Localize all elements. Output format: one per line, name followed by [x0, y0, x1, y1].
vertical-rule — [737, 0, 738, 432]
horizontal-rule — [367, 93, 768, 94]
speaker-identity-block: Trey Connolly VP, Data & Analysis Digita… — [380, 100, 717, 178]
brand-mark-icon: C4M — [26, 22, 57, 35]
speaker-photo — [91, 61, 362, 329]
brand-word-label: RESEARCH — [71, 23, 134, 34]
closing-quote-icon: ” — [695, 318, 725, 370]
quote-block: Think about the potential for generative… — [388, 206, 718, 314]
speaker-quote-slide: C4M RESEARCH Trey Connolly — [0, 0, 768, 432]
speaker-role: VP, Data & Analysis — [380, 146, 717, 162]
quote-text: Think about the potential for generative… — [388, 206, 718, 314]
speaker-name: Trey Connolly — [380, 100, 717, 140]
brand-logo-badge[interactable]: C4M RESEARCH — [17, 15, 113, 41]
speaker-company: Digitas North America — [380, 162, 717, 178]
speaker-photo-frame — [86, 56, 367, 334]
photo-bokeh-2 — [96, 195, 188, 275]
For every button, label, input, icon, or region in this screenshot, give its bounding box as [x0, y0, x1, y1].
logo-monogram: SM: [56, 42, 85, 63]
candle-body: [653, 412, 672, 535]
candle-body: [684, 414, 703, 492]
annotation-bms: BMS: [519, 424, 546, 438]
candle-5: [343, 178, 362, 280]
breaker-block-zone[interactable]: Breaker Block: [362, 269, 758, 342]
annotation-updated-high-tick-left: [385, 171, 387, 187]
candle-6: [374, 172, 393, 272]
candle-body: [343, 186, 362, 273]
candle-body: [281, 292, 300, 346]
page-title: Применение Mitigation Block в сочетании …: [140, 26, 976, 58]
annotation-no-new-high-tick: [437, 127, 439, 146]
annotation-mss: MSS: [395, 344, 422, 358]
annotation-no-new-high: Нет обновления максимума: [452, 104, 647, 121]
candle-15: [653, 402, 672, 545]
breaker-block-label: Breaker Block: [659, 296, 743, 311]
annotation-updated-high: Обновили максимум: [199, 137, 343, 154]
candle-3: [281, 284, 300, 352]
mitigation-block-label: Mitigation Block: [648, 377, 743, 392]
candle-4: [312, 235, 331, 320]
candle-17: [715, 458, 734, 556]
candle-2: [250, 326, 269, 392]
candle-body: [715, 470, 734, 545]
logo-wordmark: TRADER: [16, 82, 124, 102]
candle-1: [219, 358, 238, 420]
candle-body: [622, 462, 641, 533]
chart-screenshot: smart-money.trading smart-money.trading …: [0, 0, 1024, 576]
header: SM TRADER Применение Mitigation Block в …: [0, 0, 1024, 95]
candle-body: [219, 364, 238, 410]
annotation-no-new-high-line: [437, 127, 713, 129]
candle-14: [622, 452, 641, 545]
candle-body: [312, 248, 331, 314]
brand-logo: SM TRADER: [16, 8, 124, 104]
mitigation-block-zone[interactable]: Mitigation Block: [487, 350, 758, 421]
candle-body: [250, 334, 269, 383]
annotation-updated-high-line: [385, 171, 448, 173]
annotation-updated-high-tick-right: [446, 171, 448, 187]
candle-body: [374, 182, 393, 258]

········

AIM OF THE TASK.
Reproduce every line of the records above verbatim, from the first line through the last.

TASK RESULT.
Localize all elements. Output format: one per line, name followed by [x0, y0, x1, y1].
vertical-rule — [737, 0, 738, 432]
horizontal-rule — [367, 93, 768, 94]
speaker-identity-block: Trey Connolly VP, Data & Analysis Digita… — [380, 100, 717, 178]
brand-mark-icon: C4M — [26, 22, 57, 35]
speaker-photo — [91, 61, 362, 329]
brand-word-label: RESEARCH — [71, 23, 134, 34]
closing-quote-icon: ” — [695, 318, 725, 370]
quote-block: Think about the potential for generative… — [388, 206, 718, 314]
speaker-quote-slide: C4M RESEARCH Trey Connolly — [0, 0, 768, 432]
speaker-role: VP, Data & Analysis — [380, 146, 717, 162]
quote-text: Think about the potential for generative… — [388, 206, 718, 314]
speaker-name: Trey Connolly — [380, 100, 717, 140]
brand-logo-badge[interactable]: C4M RESEARCH — [17, 15, 113, 41]
speaker-company: Digitas North America — [380, 162, 717, 178]
speaker-photo-frame — [86, 56, 367, 334]
photo-bokeh-2 — [96, 195, 188, 275]
For every button, label, input, icon, or region in this screenshot, give its bounding box as [x0, y0, x1, y1].
logo-monogram: SM: [56, 42, 85, 63]
candle-body: [653, 412, 672, 535]
candle-body: [684, 414, 703, 492]
annotation-bms: BMS: [519, 424, 546, 438]
candle-5: [343, 178, 362, 280]
breaker-block-zone[interactable]: Breaker Block: [362, 269, 758, 342]
annotation-updated-high-tick-left: [385, 171, 387, 187]
candle-6: [374, 172, 393, 272]
candle-body: [343, 186, 362, 273]
candle-body: [281, 292, 300, 346]
page-title: Применение Mitigation Block в сочетании …: [140, 26, 976, 58]
annotation-no-new-high-tick: [437, 127, 439, 146]
annotation-mss: MSS: [395, 344, 422, 358]
annotation-no-new-high: Нет обновления максимума: [452, 104, 647, 121]
candle-15: [653, 402, 672, 545]
breaker-block-label: Breaker Block: [659, 296, 743, 311]
annotation-updated-high: Обновили максимум: [199, 137, 343, 154]
candle-3: [281, 284, 300, 352]
mitigation-block-label: Mitigation Block: [648, 377, 743, 392]
candle-4: [312, 235, 331, 320]
candle-17: [715, 458, 734, 556]
candle-2: [250, 326, 269, 392]
candle-body: [715, 470, 734, 545]
logo-wordmark: TRADER: [16, 82, 124, 102]
candle-1: [219, 358, 238, 420]
candle-body: [622, 462, 641, 533]
chart-screenshot: smart-money.trading smart-money.trading …: [0, 0, 1024, 576]
header: SM TRADER Применение Mitigation Block в …: [0, 0, 1024, 95]
candle-body: [219, 364, 238, 410]
annotation-no-new-high-line: [437, 127, 713, 129]
candle-14: [622, 452, 641, 545]
candle-body: [312, 248, 331, 314]
brand-logo: SM TRADER: [16, 8, 124, 104]
mitigation-block-zone[interactable]: Mitigation Block: [487, 350, 758, 421]
candle-body: [250, 334, 269, 383]
annotation-updated-high-line: [385, 171, 448, 173]
annotation-updated-high-tick-right: [446, 171, 448, 187]
candle-body: [374, 182, 393, 258]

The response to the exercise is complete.